[Items from a data source]
·····

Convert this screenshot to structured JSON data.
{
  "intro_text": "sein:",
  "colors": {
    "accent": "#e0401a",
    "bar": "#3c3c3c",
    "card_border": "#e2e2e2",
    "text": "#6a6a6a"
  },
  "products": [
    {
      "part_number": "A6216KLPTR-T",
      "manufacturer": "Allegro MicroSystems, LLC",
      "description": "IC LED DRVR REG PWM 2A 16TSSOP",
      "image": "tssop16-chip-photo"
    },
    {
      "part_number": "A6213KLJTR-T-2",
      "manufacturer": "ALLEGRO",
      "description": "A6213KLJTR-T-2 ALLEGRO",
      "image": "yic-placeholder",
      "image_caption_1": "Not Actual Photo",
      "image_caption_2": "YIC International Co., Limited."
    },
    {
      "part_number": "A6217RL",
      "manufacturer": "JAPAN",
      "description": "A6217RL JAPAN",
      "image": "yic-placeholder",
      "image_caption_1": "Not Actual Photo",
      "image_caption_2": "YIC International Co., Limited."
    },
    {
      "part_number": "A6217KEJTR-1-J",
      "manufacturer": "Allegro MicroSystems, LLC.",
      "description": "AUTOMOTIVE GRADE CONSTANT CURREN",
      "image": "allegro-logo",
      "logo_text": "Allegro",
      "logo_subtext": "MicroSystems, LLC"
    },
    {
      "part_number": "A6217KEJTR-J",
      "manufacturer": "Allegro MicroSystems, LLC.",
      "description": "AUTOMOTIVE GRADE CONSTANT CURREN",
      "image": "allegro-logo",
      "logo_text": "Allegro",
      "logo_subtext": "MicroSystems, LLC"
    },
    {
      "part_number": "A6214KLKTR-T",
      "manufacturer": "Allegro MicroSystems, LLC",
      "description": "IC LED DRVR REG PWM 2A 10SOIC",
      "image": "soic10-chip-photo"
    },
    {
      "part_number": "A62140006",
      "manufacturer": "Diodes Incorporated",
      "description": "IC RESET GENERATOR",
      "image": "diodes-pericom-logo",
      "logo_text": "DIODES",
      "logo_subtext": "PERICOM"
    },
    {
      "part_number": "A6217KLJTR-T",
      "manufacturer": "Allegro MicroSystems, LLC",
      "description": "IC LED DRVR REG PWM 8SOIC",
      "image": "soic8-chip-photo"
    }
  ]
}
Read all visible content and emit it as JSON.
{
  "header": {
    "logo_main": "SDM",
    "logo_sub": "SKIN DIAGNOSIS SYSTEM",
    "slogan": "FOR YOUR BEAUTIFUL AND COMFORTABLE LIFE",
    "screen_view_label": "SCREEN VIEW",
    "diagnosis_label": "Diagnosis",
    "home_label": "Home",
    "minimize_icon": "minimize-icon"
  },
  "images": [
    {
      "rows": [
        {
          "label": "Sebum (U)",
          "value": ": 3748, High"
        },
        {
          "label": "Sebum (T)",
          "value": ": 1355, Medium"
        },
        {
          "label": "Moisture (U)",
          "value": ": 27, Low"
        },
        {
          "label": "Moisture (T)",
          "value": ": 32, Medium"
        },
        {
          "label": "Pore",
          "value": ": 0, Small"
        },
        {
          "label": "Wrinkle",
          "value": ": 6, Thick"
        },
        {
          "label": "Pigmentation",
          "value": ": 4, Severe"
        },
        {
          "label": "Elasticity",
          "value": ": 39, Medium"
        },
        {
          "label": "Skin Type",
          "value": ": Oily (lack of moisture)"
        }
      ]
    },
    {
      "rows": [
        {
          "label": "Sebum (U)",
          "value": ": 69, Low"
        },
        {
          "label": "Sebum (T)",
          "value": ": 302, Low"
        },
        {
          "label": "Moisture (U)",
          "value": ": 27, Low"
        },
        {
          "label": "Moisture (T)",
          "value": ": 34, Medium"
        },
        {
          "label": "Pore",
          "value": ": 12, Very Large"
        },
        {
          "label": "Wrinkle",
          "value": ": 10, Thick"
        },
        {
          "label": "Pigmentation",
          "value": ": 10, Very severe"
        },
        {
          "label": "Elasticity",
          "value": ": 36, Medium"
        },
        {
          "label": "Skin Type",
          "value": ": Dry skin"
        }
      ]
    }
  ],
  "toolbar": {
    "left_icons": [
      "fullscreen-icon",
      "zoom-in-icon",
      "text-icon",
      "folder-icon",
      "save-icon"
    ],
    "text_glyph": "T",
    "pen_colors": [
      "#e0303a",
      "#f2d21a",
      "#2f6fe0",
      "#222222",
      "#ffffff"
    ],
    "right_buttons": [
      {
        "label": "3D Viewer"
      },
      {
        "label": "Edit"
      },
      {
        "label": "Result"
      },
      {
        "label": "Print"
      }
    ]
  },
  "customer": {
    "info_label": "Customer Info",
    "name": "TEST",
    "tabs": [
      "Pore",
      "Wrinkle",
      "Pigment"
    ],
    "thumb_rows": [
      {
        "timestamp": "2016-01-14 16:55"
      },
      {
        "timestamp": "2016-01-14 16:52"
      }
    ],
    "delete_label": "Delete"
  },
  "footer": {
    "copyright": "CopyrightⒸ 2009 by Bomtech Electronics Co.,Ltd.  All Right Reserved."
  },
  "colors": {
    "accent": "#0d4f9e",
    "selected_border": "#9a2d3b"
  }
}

·····

## AIM OF THE EXERCISE:
Transcribe the records above exactly as they appear.

## REPLY TO THE TASK:
Convert this screenshot to structured JSON data.
{
  "intro_text": "sein:",
  "colors": {
    "accent": "#e0401a",
    "bar": "#3c3c3c",
    "card_border": "#e2e2e2",
    "text": "#6a6a6a"
  },
  "products": [
    {
      "part_number": "A6216KLPTR-T",
      "manufacturer": "Allegro MicroSystems, LLC",
      "description": "IC LED DRVR REG PWM 2A 16TSSOP",
      "image": "tssop16-chip-photo"
    },
    {
      "part_number": "A6213KLJTR-T-2",
      "manufacturer": "ALLEGRO",
      "description": "A6213KLJTR-T-2 ALLEGRO",
      "image": "yic-placeholder",
      "image_caption_1": "Not Actual Photo",
      "image_caption_2": "YIC International Co., Limited."
    },
    {
      "part_number": "A6217RL",
      "manufacturer": "JAPAN",
      "description": "A6217RL JAPAN",
      "image": "yic-placeholder",
      "image_caption_1": "Not Actual Photo",
      "image_caption_2": "YIC International Co., Limited."
    },
    {
      "part_number": "A6217KEJTR-1-J",
      "manufacturer": "Allegro MicroSystems, LLC.",
      "description": "AUTOMOTIVE GRADE CONSTANT CURREN",
      "image": "allegro-logo",
      "logo_text": "Allegro",
      "logo_subtext": "MicroSystems, LLC"
    },
    {
      "part_number": "A6217KEJTR-J",
      "manufacturer": "Allegro MicroSystems, LLC.",
      "description": "AUTOMOTIVE GRADE CONSTANT CURREN",
      "image": "allegro-logo",
      "logo_text": "Allegro",
      "logo_subtext": "MicroSystems, LLC"
    },
    {
      "part_number": "A6214KLKTR-T",
      "manufacturer": "Allegro MicroSystems, LLC",
      "description": "IC LED DRVR REG PWM 2A 10SOIC",
      "image": "soic10-chip-photo"
    },
    {
      "part_number": "A62140006",
      "manufacturer": "Diodes Incorporated",
      "description": "IC RESET GENERATOR",
      "image": "diodes-pericom-logo",
      "logo_text": "DIODES",
      "logo_subtext": "PERICOM"
    },
    {
      "part_number": "A6217KLJTR-T",
      "manufacturer": "Allegro MicroSystems, LLC",
      "description": "IC LED DRVR REG PWM 8SOIC",
      "image": "soic8-chip-photo"
    }
  ]
}
Read all visible content and emit it as JSON.
{
  "header": {
    "logo_main": "SDM",
    "logo_sub": "SKIN DIAGNOSIS SYSTEM",
    "slogan": "FOR YOUR BEAUTIFUL AND COMFORTABLE LIFE",
    "screen_view_label": "SCREEN VIEW",
    "diagnosis_label": "Diagnosis",
    "home_label": "Home",
    "minimize_icon": "minimize-icon"
  },
  "images": [
    {
      "rows": [
        {
          "label": "Sebum (U)",
          "value": ": 3748, High"
        },
        {
          "label": "Sebum (T)",
          "value": ": 1355, Medium"
        },
        {
          "label": "Moisture (U)",
          "value": ": 27, Low"
        },
        {
          "label": "Moisture (T)",
          "value": ": 32, Medium"
        },
        {
          "label": "Pore",
          "value": ": 0, Small"
        },
        {
          "label": "Wrinkle",
          "value": ": 6, Thick"
        },
        {
          "label": "Pigmentation",
          "value": ": 4, Severe"
        },
        {
          "label": "Elasticity",
          "value": ": 39, Medium"
        },
        {
          "label": "Skin Type",
          "value": ": Oily (lack of moisture)"
        }
      ]
    },
    {
      "rows": [
        {
          "label": "Sebum (U)",
          "value": ": 69, Low"
        },
        {
          "label": "Sebum (T)",
          "value": ": 302, Low"
        },
        {
          "label": "Moisture (U)",
          "value": ": 27, Low"
        },
        {
          "label": "Moisture (T)",
          "value": ": 34, Medium"
        },
        {
          "label": "Pore",
          "value": ": 12, Very Large"
        },
        {
          "label": "Wrinkle",
          "value": ": 10, Thick"
        },
        {
          "label": "Pigmentation",
          "value": ": 10, Very severe"
        },
        {
          "label": "Elasticity",
          "value": ": 36, Medium"
        },
        {
          "label": "Skin Type",
          "value": ": Dry skin"
        }
      ]
    }
  ],
  "toolbar": {
    "left_icons": [
      "fullscreen-icon",
      "zoom-in-icon",
      "text-icon",
      "folder-icon",
      "save-icon"
    ],
    "text_glyph": "T",
    "pen_colors": [
      "#e0303a",
      "#f2d21a",
      "#2f6fe0",
      "#222222",
      "#ffffff"
    ],
    "right_buttons": [
      {
        "label": "3D Viewer"
      },
      {
        "label": "Edit"
      },
      {
        "label": "Result"
      },
      {
        "label": "Print"
      }
    ]
  },
  "customer": {
    "info_label": "Customer Info",
    "name": "TEST",
    "tabs": [
      "Pore",
      "Wrinkle",
      "Pigment"
    ],
    "thumb_rows": [
      {
        "timestamp": "2016-01-14 16:55"
      },
      {
        "timestamp": "2016-01-14 16:52"
      }
    ],
    "delete_label": "Delete"
  },
  "footer": {
    "copyright": "CopyrightⒸ 2009 by Bomtech Electronics Co.,Ltd.  All Right Reserved."
  },
  "colors": {
    "accent": "#0d4f9e",
    "selected_border": "#9a2d3b"
  }
}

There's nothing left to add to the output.